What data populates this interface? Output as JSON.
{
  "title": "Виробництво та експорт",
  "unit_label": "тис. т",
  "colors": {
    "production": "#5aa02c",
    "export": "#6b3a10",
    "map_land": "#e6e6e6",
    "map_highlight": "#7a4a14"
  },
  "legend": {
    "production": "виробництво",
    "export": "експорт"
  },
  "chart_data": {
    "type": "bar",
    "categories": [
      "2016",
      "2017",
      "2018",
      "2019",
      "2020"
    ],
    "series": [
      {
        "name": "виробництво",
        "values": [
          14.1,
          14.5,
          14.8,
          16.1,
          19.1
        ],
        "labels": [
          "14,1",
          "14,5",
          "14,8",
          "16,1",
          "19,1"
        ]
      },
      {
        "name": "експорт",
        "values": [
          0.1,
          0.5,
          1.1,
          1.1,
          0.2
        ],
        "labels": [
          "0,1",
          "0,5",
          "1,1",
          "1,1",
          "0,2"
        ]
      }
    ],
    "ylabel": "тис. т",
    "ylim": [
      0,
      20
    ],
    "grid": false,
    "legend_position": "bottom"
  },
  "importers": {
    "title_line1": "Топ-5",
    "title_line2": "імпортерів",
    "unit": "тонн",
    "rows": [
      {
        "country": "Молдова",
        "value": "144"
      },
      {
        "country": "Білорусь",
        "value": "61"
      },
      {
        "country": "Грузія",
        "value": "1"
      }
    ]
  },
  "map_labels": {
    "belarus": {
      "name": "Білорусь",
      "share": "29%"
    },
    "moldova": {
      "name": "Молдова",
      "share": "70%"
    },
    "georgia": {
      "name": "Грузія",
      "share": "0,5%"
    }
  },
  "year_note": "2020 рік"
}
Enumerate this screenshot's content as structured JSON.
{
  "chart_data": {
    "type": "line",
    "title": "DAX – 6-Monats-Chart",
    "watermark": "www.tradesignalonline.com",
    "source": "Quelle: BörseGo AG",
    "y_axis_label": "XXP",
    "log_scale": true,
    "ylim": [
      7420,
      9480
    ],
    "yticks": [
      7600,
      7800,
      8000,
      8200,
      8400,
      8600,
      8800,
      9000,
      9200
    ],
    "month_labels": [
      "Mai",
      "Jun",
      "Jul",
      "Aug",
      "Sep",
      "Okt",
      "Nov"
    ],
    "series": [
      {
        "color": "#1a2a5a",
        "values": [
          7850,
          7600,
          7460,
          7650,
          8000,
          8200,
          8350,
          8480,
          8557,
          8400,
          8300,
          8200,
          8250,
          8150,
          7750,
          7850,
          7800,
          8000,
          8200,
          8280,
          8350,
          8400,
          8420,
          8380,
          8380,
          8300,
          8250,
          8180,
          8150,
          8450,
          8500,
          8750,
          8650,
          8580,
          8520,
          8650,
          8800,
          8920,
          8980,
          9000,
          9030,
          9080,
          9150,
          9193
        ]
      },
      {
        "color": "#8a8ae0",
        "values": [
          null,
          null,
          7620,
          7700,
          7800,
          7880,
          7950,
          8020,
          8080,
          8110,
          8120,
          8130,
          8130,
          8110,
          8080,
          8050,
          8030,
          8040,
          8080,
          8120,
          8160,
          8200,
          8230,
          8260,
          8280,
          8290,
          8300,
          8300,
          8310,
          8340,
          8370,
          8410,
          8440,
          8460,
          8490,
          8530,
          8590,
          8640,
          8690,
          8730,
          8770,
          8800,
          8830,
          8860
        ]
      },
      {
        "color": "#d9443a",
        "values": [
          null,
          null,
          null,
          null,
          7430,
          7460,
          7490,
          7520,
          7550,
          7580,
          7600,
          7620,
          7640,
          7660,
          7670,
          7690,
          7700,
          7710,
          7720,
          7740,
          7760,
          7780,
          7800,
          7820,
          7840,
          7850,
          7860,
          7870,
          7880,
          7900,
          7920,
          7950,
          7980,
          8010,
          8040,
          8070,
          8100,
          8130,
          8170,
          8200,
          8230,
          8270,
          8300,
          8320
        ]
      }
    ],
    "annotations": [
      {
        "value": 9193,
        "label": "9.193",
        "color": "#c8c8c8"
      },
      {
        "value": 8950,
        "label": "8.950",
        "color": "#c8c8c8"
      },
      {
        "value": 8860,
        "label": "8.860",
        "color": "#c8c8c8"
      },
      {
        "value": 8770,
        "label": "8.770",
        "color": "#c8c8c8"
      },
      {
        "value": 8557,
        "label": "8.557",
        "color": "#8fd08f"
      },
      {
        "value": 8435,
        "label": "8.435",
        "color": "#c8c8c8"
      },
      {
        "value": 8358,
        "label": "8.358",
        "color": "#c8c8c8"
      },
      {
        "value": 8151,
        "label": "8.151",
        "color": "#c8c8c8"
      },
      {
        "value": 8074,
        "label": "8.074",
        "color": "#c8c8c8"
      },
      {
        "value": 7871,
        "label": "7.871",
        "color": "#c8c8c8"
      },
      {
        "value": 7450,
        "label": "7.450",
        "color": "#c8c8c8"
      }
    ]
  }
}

============

State how many lines above include the word "name", and nothing more.

**The response**
5